● **TASK DIRECTIONS**:
Exclude the pictures; give every entry again exactly as written.

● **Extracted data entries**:
--- --- ---
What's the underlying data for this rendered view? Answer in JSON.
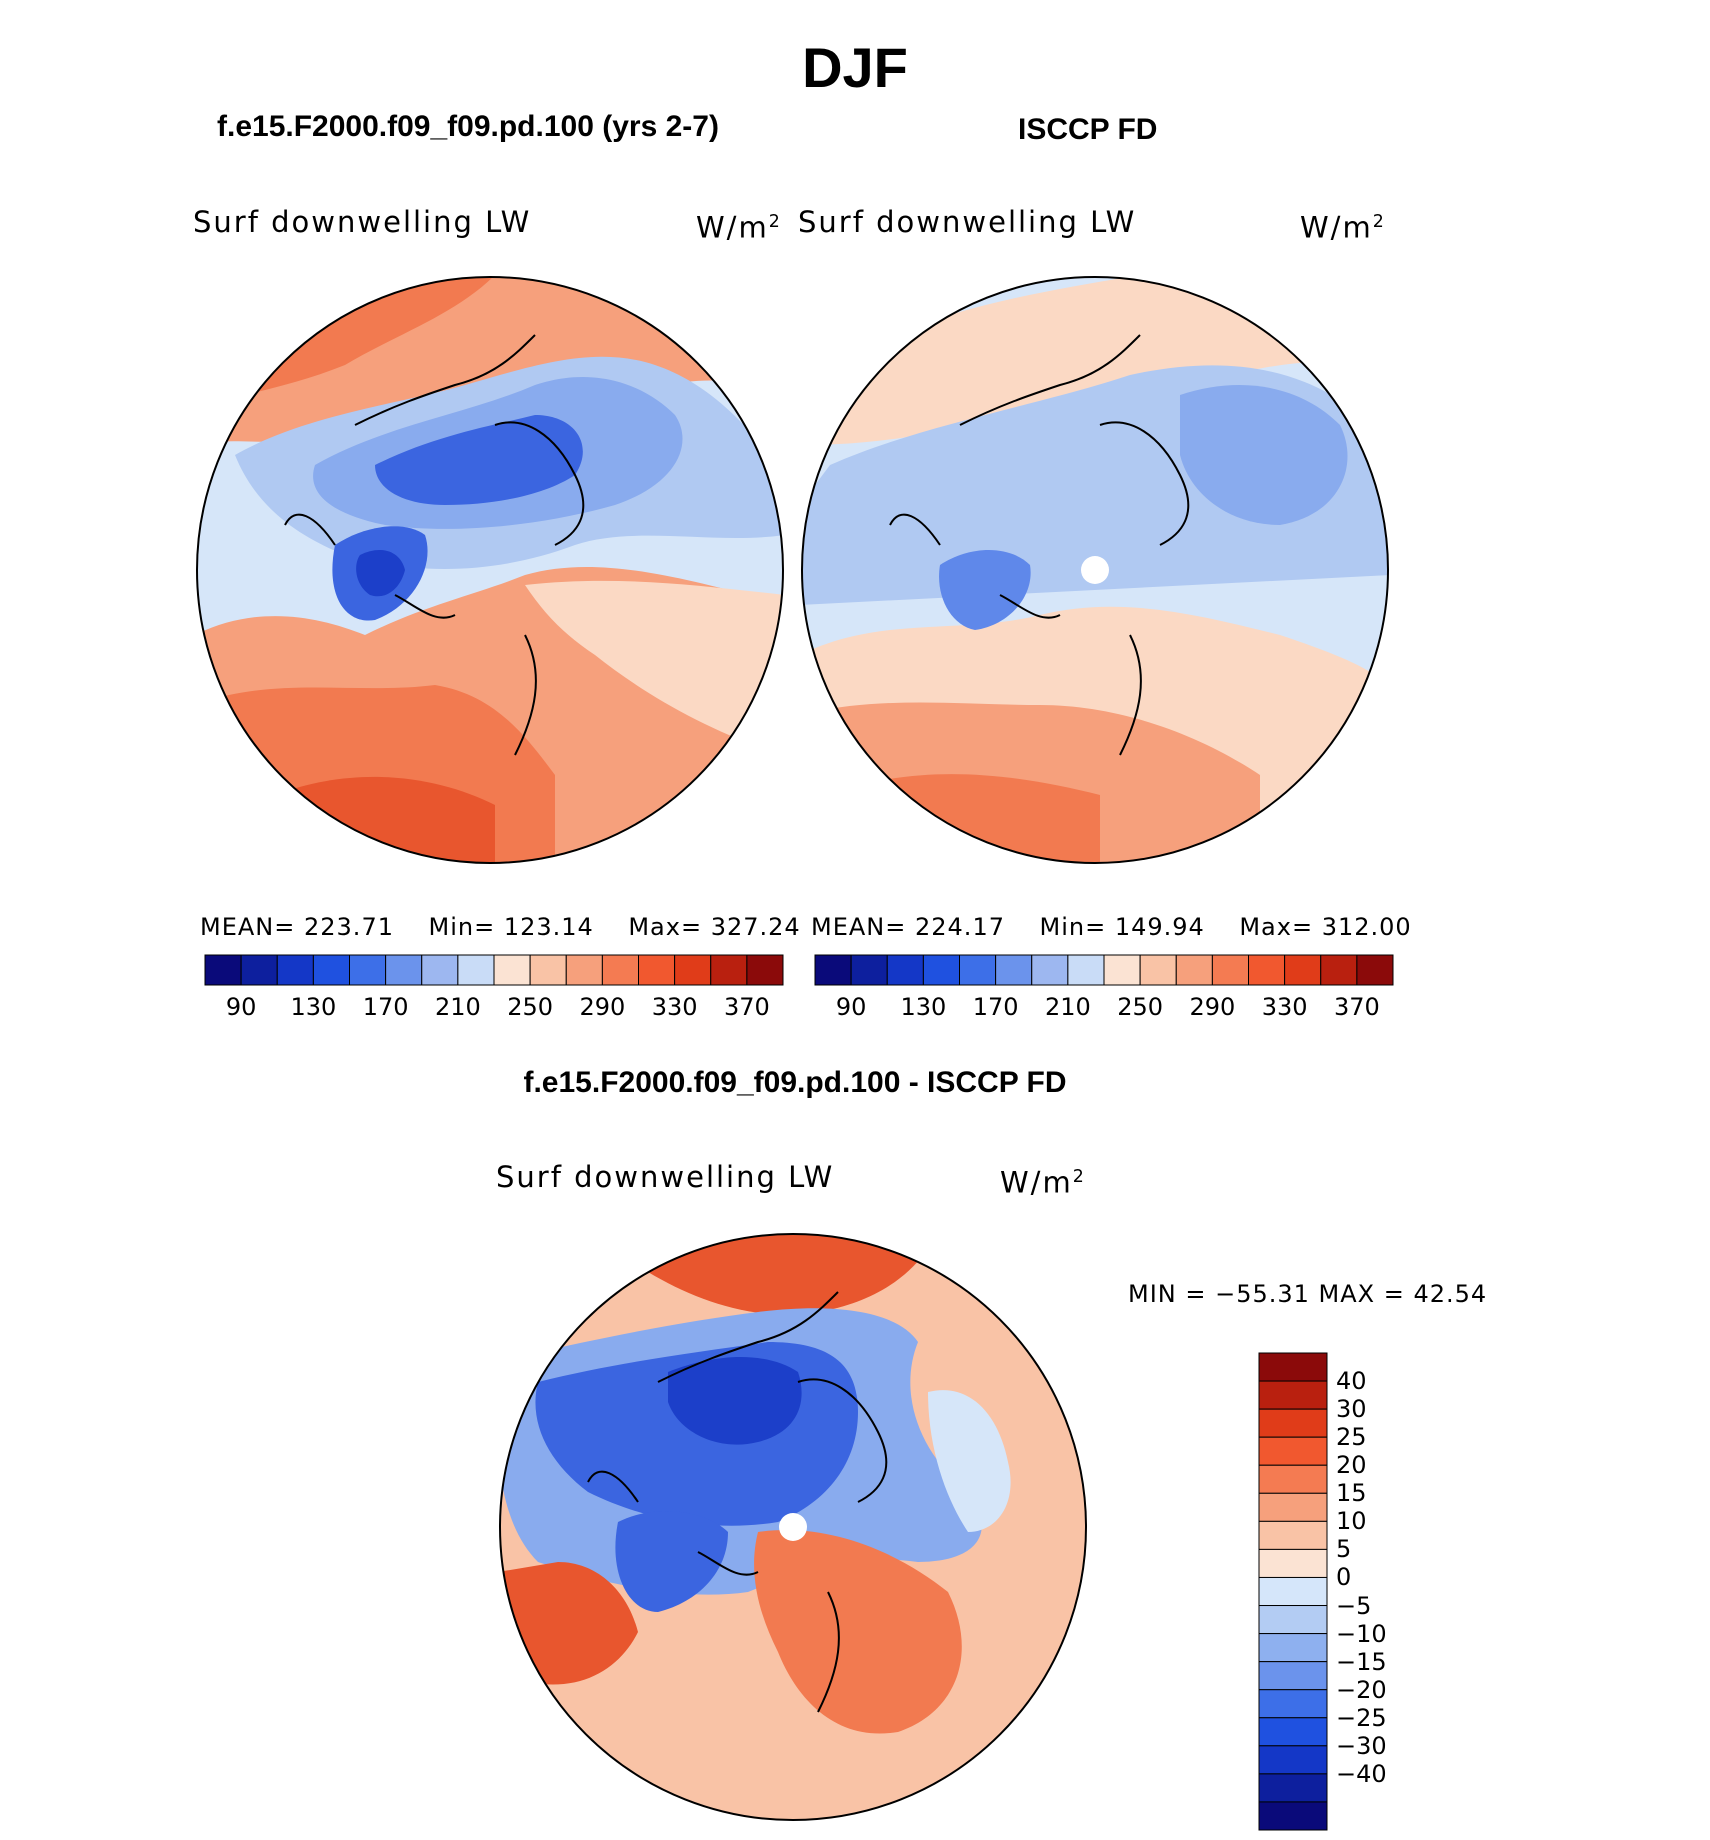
{
  "figure": {
    "title": "DJF",
    "left_case": "f.e15.F2000.f09_f09.pd.100 (yrs 2-7)",
    "right_case": "ISCCP FD",
    "diff_case": "f.e15.F2000.f09_f09.pd.100 - ISCCP FD"
  },
  "panels": [
    {
      "id": "model",
      "variable": "Surf downwelling LW",
      "units": "W/m",
      "units_sup": "2",
      "stats": {
        "mean_label": "MEAN=",
        "mean": "223.71",
        "min_label": "Min=",
        "min": "123.14",
        "max_label": "Max=",
        "max": "327.24"
      }
    },
    {
      "id": "obs",
      "variable": "Surf downwelling LW",
      "units": "W/m",
      "units_sup": "2",
      "stats": {
        "mean_label": "MEAN=",
        "mean": "224.17",
        "min_label": "Min=",
        "min": "149.94",
        "max_label": "Max=",
        "max": "312.00"
      }
    },
    {
      "id": "diff",
      "variable": "Surf downwelling LW",
      "units": "W/m",
      "units_sup": "2",
      "minmax": "MIN = −55.31  MAX =   42.54"
    }
  ],
  "colorbar_abs": {
    "colors": [
      "#0a0a7a",
      "#0d1f9e",
      "#1437c7",
      "#1f51e0",
      "#3d6fe8",
      "#6b93ec",
      "#9db7f0",
      "#c9dcf7",
      "#fbe3d3",
      "#f9c3a6",
      "#f6a07c",
      "#f47b52",
      "#f1582f",
      "#e03c19",
      "#b9200f",
      "#8b0a0a"
    ],
    "tick_labels": [
      "90",
      "130",
      "170",
      "210",
      "250",
      "290",
      "330",
      "370"
    ]
  },
  "colorbar_diff": {
    "colors": [
      "#8b0a0a",
      "#b9200f",
      "#e03c19",
      "#f1582f",
      "#f47b52",
      "#f6a07c",
      "#f9c3a6",
      "#fbe3d3",
      "#d5e6fa",
      "#b3ccf3",
      "#8eb0ef",
      "#6b93ec",
      "#3d6fe8",
      "#1f51e0",
      "#1437c7",
      "#0d1f9e",
      "#0a0a7a"
    ],
    "tick_labels": [
      "40",
      "30",
      "25",
      "20",
      "15",
      "10",
      "5",
      "0",
      "−5",
      "−10",
      "−15",
      "−20",
      "−25",
      "−30",
      "−40"
    ]
  },
  "map_colors": {
    "warm_dark": "#e8562e",
    "warm": "#f27a50",
    "warm_mid": "#f6a07c",
    "warm_light": "#fbd9c4",
    "neutral_light": "#d6e6f9",
    "cool_light": "#b0c9f2",
    "cool": "#89abee",
    "cool_mid": "#5f88ea",
    "cool_dark": "#3b65e0",
    "cool_deep": "#1c3fc9",
    "missing": "#ffffff"
  }
}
--- --- ---
● **EXERCISE SOLUTION**:
What's the underlying data for this rendered view? Answer in JSON.
{
  "figure": {
    "title": "DJF",
    "left_case": "f.e15.F2000.f09_f09.pd.100 (yrs 2-7)",
    "right_case": "ISCCP FD",
    "diff_case": "f.e15.F2000.f09_f09.pd.100 - ISCCP FD"
  },
  "panels": [
    {
      "id": "model",
      "variable": "Surf downwelling LW",
      "units": "W/m",
      "units_sup": "2",
      "stats": {
        "mean_label": "MEAN=",
        "mean": "223.71",
        "min_label": "Min=",
        "min": "123.14",
        "max_label": "Max=",
        "max": "327.24"
      }
    },
    {
      "id": "obs",
      "variable": "Surf downwelling LW",
      "units": "W/m",
      "units_sup": "2",
      "stats": {
        "mean_label": "MEAN=",
        "mean": "224.17",
        "min_label": "Min=",
        "min": "149.94",
        "max_label": "Max=",
        "max": "312.00"
      }
    },
    {
      "id": "diff",
      "variable": "Surf downwelling LW",
      "units": "W/m",
      "units_sup": "2",
      "minmax": "MIN = −55.31  MAX =   42.54"
    }
  ],
  "colorbar_abs": {
    "colors": [
      "#0a0a7a",
      "#0d1f9e",
      "#1437c7",
      "#1f51e0",
      "#3d6fe8",
      "#6b93ec",
      "#9db7f0",
      "#c9dcf7",
      "#fbe3d3",
      "#f9c3a6",
      "#f6a07c",
      "#f47b52",
      "#f1582f",
      "#e03c19",
      "#b9200f",
      "#8b0a0a"
    ],
    "tick_labels": [
      "90",
      "130",
      "170",
      "210",
      "250",
      "290",
      "330",
      "370"
    ]
  },
  "colorbar_diff": {
    "colors": [
      "#8b0a0a",
      "#b9200f",
      "#e03c19",
      "#f1582f",
      "#f47b52",
      "#f6a07c",
      "#f9c3a6",
      "#fbe3d3",
      "#d5e6fa",
      "#b3ccf3",
      "#8eb0ef",
      "#6b93ec",
      "#3d6fe8",
      "#1f51e0",
      "#1437c7",
      "#0d1f9e",
      "#0a0a7a"
    ],
    "tick_labels": [
      "40",
      "30",
      "25",
      "20",
      "15",
      "10",
      "5",
      "0",
      "−5",
      "−10",
      "−15",
      "−20",
      "−25",
      "−30",
      "−40"
    ]
  },
  "map_colors": {
    "warm_dark": "#e8562e",
    "warm": "#f27a50",
    "warm_mid": "#f6a07c",
    "warm_light": "#fbd9c4",
    "neutral_light": "#d6e6f9",
    "cool_light": "#b0c9f2",
    "cool": "#89abee",
    "cool_mid": "#5f88ea",
    "cool_dark": "#3b65e0",
    "cool_deep": "#1c3fc9",
    "missing": "#ffffff"
  }
}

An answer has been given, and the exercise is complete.